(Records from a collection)
********************
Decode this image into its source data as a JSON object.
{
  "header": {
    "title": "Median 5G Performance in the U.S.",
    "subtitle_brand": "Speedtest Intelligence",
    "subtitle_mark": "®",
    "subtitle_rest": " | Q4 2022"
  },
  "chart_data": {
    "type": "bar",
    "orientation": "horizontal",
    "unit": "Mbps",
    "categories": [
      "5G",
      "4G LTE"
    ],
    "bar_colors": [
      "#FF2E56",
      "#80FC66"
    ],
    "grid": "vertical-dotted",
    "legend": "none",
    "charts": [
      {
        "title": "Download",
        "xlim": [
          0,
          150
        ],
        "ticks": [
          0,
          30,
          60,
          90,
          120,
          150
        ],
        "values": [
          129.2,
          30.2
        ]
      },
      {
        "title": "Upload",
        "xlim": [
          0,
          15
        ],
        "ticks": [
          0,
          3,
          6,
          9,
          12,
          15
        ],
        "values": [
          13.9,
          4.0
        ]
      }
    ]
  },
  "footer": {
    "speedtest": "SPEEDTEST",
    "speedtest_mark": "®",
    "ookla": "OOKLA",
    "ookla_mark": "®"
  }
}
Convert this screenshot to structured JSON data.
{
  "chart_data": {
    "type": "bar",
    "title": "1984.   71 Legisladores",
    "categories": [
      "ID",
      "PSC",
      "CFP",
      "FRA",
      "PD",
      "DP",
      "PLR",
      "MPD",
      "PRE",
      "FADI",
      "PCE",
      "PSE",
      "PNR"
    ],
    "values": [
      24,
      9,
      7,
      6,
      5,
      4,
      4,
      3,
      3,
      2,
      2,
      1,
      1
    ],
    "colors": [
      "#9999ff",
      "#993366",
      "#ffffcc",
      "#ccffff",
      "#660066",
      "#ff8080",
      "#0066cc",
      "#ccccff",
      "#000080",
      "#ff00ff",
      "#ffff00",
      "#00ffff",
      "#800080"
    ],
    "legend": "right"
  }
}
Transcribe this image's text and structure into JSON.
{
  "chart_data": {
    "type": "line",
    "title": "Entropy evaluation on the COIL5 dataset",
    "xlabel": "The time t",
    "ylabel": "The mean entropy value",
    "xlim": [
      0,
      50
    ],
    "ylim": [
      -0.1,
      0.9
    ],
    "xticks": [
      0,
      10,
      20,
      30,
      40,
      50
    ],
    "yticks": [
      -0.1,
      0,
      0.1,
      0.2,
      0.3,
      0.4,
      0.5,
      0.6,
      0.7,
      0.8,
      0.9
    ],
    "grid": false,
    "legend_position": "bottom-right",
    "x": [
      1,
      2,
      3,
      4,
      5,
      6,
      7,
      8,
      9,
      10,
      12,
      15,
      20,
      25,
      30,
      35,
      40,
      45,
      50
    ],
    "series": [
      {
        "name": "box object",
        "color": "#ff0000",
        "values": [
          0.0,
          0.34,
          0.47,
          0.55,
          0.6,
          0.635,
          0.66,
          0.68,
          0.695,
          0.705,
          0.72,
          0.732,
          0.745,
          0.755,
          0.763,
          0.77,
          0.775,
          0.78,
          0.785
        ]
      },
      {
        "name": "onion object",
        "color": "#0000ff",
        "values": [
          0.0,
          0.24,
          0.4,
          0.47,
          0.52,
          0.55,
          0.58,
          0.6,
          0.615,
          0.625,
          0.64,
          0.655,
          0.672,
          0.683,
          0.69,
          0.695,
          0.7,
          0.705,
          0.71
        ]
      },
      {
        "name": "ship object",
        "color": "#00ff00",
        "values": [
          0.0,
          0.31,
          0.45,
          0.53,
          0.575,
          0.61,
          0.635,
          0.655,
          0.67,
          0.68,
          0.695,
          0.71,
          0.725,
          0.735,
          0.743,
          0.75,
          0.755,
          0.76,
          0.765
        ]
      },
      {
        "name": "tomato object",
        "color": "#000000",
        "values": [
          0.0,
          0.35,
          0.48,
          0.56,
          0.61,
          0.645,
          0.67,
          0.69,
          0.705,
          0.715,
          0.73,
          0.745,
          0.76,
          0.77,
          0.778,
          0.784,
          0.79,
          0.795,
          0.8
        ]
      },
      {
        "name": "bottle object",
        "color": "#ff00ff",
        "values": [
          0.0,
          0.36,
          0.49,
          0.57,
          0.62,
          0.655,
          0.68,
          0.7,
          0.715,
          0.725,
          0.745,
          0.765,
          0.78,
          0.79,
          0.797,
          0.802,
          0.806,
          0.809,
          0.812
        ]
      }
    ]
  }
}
********************
Your task: Each record above should be repeated exactly as it appears.

Task response:
Decode this image into its source data as a JSON object.
{
  "header": {
    "title": "Median 5G Performance in the U.S.",
    "subtitle_brand": "Speedtest Intelligence",
    "subtitle_mark": "®",
    "subtitle_rest": " | Q4 2022"
  },
  "chart_data": {
    "type": "bar",
    "orientation": "horizontal",
    "unit": "Mbps",
    "categories": [
      "5G",
      "4G LTE"
    ],
    "bar_colors": [
      "#FF2E56",
      "#80FC66"
    ],
    "grid": "vertical-dotted",
    "legend": "none",
    "charts": [
      {
        "title": "Download",
        "xlim": [
          0,
          150
        ],
        "ticks": [
          0,
          30,
          60,
          90,
          120,
          150
        ],
        "values": [
          129.2,
          30.2
        ]
      },
      {
        "title": "Upload",
        "xlim": [
          0,
          15
        ],
        "ticks": [
          0,
          3,
          6,
          9,
          12,
          15
        ],
        "values": [
          13.9,
          4.0
        ]
      }
    ]
  },
  "footer": {
    "speedtest": "SPEEDTEST",
    "speedtest_mark": "®",
    "ookla": "OOKLA",
    "ookla_mark": "®"
  }
}
Convert this screenshot to structured JSON data.
{
  "chart_data": {
    "type": "bar",
    "title": "1984.   71 Legisladores",
    "categories": [
      "ID",
      "PSC",
      "CFP",
      "FRA",
      "PD",
      "DP",
      "PLR",
      "MPD",
      "PRE",
      "FADI",
      "PCE",
      "PSE",
      "PNR"
    ],
    "values": [
      24,
      9,
      7,
      6,
      5,
      4,
      4,
      3,
      3,
      2,
      2,
      1,
      1
    ],
    "colors": [
      "#9999ff",
      "#993366",
      "#ffffcc",
      "#ccffff",
      "#660066",
      "#ff8080",
      "#0066cc",
      "#ccccff",
      "#000080",
      "#ff00ff",
      "#ffff00",
      "#00ffff",
      "#800080"
    ],
    "legend": "right"
  }
}
Transcribe this image's text and structure into JSON.
{
  "chart_data": {
    "type": "line",
    "title": "Entropy evaluation on the COIL5 dataset",
    "xlabel": "The time t",
    "ylabel": "The mean entropy value",
    "xlim": [
      0,
      50
    ],
    "ylim": [
      -0.1,
      0.9
    ],
    "xticks": [
      0,
      10,
      20,
      30,
      40,
      50
    ],
    "yticks": [
      -0.1,
      0,
      0.1,
      0.2,
      0.3,
      0.4,
      0.5,
      0.6,
      0.7,
      0.8,
      0.9
    ],
    "grid": false,
    "legend_position": "bottom-right",
    "x": [
      1,
      2,
      3,
      4,
      5,
      6,
      7,
      8,
      9,
      10,
      12,
      15,
      20,
      25,
      30,
      35,
      40,
      45,
      50
    ],
    "series": [
      {
        "name": "box object",
        "color": "#ff0000",
        "values": [
          0.0,
          0.34,
          0.47,
          0.55,
          0.6,
          0.635,
          0.66,
          0.68,
          0.695,
          0.705,
          0.72,
          0.732,
          0.745,
          0.755,
          0.763,
          0.77,
          0.775,
          0.78,
          0.785
        ]
      },
      {
        "name": "onion object",
        "color": "#0000ff",
        "values": [
          0.0,
          0.24,
          0.4,
          0.47,
          0.52,
          0.55,
          0.58,
          0.6,
          0.615,
          0.625,
          0.64,
          0.655,
          0.672,
          0.683,
          0.69,
          0.695,
          0.7,
          0.705,
          0.71
        ]
      },
      {
        "name": "ship object",
        "color": "#00ff00",
        "values": [
          0.0,
          0.31,
          0.45,
          0.53,
          0.575,
          0.61,
          0.635,
          0.655,
          0.67,
          0.68,
          0.695,
          0.71,
          0.725,
          0.735,
          0.743,
          0.75,
          0.755,
          0.76,
          0.765
        ]
      },
      {
        "name": "tomato object",
        "color": "#000000",
        "values": [
          0.0,
          0.35,
          0.48,
          0.56,
          0.61,
          0.645,
          0.67,
          0.69,
          0.705,
          0.715,
          0.73,
          0.745,
          0.76,
          0.77,
          0.778,
          0.784,
          0.79,
          0.795,
          0.8
        ]
      },
      {
        "name": "bottle object",
        "color": "#ff00ff",
        "values": [
          0.0,
          0.36,
          0.49,
          0.57,
          0.62,
          0.655,
          0.68,
          0.7,
          0.715,
          0.725,
          0.745,
          0.765,
          0.78,
          0.79,
          0.797,
          0.802,
          0.806,
          0.809,
          0.812
        ]
      }
    ]
  }
}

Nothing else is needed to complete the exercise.